---------- RAW RECORDS

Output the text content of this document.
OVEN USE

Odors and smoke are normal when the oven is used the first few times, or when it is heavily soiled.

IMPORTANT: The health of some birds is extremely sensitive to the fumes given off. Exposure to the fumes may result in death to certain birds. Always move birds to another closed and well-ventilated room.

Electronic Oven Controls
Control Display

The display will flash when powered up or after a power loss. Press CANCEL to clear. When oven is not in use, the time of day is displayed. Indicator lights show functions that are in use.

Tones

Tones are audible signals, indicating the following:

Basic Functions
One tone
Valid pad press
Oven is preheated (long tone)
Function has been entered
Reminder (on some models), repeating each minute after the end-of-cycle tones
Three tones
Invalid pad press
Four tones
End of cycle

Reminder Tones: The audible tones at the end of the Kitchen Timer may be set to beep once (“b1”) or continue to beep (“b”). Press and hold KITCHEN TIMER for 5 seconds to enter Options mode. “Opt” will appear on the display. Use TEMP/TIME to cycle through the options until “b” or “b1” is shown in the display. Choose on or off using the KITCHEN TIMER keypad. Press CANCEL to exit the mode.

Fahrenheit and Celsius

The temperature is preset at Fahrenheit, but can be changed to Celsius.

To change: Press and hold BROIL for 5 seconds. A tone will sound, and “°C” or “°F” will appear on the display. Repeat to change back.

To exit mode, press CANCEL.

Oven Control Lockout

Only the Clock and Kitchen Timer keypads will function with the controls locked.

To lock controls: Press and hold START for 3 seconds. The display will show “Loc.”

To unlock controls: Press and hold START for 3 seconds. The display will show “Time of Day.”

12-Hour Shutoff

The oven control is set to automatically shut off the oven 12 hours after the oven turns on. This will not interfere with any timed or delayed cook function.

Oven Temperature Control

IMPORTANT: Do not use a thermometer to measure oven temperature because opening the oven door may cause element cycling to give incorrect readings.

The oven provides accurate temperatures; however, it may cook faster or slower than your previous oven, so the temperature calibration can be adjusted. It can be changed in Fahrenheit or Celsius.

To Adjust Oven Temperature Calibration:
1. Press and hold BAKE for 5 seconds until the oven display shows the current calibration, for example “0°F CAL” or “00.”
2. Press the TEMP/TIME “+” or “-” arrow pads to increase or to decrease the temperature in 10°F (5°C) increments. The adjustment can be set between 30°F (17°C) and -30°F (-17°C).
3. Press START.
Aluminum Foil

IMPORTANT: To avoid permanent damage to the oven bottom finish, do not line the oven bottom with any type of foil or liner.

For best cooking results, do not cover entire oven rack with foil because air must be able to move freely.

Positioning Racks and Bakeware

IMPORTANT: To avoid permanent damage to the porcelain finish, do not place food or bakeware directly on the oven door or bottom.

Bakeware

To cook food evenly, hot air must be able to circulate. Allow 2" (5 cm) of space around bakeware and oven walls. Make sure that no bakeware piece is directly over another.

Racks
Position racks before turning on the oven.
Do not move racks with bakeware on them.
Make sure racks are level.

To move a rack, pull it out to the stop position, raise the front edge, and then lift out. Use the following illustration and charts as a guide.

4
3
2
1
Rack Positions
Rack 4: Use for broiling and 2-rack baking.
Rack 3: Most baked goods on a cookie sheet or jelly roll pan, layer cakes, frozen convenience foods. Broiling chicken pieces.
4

--------------------

• _STATED TASK_: Show each line holding the word "door".

• _SOLUTION_:
IMPORTANT: Do not use a thermometer to measure oven temperature because opening the oven door may cause element cycling to give incorrect readings.
IMPORTANT: To avoid permanent damage to the porcelain finish, do not place food or bakeware directly on the oven door or bottom.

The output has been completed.